▸ Required work:
Scan the material below for the string "وقدره", and copy every line where it shows up.

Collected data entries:
───

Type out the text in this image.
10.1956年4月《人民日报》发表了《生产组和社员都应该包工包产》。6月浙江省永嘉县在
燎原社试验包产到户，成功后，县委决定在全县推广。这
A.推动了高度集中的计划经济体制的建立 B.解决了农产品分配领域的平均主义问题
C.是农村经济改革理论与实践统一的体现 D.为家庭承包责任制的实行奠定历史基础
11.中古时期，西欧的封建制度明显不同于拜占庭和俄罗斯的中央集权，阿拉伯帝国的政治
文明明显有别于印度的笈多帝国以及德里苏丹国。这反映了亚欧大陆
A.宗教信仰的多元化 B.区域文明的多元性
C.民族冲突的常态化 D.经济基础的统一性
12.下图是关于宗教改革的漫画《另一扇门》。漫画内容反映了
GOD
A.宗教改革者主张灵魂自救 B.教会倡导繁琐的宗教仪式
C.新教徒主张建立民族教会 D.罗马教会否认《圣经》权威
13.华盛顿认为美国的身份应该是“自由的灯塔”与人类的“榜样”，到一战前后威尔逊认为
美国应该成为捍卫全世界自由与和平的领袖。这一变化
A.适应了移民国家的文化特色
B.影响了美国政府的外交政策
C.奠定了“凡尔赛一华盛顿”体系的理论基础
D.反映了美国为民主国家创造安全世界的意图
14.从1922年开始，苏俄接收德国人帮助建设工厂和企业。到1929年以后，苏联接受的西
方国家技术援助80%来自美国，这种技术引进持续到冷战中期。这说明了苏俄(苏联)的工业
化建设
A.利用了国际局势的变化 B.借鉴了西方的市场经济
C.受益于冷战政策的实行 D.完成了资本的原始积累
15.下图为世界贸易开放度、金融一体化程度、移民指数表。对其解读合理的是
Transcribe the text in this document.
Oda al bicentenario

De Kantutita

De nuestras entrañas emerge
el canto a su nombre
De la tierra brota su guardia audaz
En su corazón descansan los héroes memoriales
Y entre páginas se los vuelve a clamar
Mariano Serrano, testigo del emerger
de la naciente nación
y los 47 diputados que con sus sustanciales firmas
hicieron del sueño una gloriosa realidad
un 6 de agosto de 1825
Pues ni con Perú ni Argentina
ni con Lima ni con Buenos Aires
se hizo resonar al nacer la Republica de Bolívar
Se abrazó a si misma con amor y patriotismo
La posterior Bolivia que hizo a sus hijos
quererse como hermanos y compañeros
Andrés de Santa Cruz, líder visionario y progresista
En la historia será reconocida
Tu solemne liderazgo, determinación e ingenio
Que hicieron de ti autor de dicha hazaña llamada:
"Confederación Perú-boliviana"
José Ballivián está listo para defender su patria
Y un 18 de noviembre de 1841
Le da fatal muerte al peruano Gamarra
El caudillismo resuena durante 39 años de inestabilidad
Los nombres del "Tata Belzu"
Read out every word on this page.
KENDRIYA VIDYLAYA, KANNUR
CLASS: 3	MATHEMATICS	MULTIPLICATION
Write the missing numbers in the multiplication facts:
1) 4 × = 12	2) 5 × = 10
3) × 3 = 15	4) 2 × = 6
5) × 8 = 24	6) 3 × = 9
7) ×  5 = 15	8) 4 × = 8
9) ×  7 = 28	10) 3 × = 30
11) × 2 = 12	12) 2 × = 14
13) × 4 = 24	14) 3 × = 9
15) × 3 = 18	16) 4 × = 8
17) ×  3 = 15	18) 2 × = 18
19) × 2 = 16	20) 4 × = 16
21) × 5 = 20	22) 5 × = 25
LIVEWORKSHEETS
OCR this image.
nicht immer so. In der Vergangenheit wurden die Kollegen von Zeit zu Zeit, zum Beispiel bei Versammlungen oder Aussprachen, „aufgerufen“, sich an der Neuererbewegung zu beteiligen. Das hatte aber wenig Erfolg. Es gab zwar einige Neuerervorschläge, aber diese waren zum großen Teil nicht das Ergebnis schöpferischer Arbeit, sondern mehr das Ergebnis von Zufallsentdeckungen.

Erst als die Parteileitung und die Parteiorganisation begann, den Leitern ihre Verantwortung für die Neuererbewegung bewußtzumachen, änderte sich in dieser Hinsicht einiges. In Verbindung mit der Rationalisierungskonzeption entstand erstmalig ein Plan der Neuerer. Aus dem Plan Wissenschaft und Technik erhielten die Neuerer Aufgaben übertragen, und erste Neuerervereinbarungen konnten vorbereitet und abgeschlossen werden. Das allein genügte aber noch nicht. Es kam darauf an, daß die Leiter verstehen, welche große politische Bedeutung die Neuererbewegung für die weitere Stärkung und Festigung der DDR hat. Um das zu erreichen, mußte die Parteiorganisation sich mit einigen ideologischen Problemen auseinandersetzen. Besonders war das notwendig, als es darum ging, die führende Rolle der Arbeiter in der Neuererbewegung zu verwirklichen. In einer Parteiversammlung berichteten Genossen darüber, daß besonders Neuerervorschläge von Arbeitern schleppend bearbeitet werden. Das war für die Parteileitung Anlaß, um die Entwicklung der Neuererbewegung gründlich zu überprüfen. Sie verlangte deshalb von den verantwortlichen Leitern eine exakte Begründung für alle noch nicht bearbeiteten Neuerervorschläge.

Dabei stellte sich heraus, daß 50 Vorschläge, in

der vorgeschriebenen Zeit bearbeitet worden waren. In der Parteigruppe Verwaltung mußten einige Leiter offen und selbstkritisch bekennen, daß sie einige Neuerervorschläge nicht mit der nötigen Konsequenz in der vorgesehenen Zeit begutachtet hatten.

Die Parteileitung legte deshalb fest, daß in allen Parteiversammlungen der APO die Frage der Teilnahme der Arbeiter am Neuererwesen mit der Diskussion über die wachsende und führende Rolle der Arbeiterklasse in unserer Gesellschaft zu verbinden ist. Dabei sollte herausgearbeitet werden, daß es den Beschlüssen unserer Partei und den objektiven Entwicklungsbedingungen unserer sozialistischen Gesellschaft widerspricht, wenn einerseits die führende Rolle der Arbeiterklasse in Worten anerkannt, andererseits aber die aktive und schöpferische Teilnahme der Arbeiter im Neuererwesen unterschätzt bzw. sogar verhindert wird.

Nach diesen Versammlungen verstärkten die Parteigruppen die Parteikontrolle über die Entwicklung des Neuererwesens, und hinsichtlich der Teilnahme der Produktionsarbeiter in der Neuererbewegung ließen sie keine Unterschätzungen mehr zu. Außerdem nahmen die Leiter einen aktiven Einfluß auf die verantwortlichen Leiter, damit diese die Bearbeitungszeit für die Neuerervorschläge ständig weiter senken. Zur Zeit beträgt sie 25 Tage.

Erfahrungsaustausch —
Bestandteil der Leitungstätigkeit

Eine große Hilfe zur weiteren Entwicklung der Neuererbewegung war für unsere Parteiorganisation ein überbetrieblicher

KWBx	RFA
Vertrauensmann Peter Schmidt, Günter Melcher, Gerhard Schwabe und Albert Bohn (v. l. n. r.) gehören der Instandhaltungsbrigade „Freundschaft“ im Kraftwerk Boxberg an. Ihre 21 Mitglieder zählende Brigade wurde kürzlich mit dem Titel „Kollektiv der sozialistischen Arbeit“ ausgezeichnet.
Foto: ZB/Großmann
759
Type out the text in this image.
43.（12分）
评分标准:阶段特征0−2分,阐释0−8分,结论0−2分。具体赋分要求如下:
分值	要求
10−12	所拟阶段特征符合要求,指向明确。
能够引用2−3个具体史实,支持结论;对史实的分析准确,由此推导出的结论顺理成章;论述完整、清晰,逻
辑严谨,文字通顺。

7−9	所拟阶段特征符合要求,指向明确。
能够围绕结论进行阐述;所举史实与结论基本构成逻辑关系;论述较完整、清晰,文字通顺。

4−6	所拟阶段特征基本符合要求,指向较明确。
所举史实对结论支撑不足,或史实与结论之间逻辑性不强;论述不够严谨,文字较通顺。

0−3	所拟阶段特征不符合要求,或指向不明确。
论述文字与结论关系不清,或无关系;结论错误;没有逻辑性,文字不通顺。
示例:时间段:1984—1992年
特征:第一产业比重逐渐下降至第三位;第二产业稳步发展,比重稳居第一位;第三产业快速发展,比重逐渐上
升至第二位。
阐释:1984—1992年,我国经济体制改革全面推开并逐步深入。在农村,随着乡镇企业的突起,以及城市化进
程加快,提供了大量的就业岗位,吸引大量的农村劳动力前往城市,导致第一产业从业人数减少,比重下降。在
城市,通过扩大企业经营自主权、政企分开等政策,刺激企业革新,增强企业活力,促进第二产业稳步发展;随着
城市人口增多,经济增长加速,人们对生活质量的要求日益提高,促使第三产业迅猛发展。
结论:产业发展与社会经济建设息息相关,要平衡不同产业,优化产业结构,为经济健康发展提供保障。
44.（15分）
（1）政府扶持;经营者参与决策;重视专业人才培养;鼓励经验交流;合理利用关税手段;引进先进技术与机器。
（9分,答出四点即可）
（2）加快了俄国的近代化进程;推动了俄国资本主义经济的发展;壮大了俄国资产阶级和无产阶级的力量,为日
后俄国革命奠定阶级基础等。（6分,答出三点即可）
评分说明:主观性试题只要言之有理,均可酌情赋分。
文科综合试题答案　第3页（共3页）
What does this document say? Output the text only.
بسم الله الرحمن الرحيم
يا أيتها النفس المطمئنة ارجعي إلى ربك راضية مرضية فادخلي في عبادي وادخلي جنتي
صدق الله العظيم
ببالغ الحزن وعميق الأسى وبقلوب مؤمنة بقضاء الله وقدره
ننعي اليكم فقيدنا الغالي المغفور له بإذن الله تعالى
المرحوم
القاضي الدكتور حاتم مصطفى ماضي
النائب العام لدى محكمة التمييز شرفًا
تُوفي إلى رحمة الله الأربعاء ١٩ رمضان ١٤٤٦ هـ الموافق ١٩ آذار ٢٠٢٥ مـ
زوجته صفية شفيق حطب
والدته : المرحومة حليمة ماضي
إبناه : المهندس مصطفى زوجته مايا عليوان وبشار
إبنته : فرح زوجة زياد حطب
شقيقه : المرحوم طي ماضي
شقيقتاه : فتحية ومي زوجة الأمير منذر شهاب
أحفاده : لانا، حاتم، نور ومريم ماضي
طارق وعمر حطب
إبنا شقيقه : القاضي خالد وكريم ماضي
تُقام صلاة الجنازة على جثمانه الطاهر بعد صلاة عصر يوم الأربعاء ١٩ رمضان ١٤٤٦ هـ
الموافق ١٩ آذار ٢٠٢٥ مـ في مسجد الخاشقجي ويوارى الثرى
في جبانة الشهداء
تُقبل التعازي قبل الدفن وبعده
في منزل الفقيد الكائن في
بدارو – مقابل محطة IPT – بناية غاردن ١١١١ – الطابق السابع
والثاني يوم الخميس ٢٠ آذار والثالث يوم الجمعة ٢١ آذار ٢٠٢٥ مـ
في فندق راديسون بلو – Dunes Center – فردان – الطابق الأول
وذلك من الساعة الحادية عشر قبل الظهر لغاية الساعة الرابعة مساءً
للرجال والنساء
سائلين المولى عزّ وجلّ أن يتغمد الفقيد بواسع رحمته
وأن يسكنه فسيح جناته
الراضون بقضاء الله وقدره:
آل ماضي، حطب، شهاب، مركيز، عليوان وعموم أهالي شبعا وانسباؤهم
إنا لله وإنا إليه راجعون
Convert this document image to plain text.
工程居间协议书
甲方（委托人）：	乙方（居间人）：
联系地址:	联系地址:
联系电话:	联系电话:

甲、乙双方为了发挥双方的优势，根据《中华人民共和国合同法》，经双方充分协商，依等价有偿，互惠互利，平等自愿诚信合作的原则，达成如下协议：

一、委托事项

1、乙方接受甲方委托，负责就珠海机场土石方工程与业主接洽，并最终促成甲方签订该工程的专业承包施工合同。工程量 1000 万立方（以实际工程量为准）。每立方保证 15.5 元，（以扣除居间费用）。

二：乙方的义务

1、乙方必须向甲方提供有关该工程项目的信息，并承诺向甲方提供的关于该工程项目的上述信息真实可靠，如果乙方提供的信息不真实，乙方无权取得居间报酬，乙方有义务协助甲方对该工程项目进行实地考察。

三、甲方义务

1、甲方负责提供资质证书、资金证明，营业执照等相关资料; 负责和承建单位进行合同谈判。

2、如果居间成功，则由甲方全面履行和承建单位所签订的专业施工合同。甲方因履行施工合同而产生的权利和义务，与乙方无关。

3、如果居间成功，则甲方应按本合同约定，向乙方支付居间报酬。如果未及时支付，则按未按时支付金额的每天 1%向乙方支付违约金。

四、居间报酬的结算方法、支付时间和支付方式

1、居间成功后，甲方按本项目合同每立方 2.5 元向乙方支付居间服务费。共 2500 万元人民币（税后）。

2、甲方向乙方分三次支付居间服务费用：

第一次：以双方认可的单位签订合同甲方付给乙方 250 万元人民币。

───

▸ Task solution:
ببالغ الحزن وعميق الأسى وبقلوب مؤمنة بقضاء الله وقدره
الراضون بقضاء الله وقدره:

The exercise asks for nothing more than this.